Stated goal -
The records that follow must be repeated verbatim, every one of them.

* Begin Supplied material *

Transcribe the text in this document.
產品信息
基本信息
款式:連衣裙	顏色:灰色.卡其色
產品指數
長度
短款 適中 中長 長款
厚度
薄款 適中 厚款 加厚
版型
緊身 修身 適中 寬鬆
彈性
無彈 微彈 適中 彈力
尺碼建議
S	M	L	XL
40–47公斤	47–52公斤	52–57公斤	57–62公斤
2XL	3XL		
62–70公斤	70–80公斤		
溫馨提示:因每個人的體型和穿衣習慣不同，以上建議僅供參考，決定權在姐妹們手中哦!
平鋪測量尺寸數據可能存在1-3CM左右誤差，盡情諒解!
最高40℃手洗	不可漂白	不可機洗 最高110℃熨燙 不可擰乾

* End Supplied material *

Solution to this exercise -
Transcribe the text in this document.
產品信息
基本信息
款式:連衣裙	顏色:灰色.卡其色
產品指數
長度
短款 適中 中長 長款
厚度
薄款 適中 厚款 加厚
版型
緊身 修身 適中 寬鬆
彈性
無彈 微彈 適中 彈力
尺碼建議
S	M	L	XL
40–47公斤	47–52公斤	52–57公斤	57–62公斤
2XL	3XL		
62–70公斤	70–80公斤		
溫馨提示:因每個人的體型和穿衣習慣不同，以上建議僅供參考，決定權在姐妹們手中哦!
平鋪測量尺寸數據可能存在1-3CM左右誤差，盡情諒解!
最高40℃手洗	不可漂白	不可機洗 最高110℃熨燙 不可擰乾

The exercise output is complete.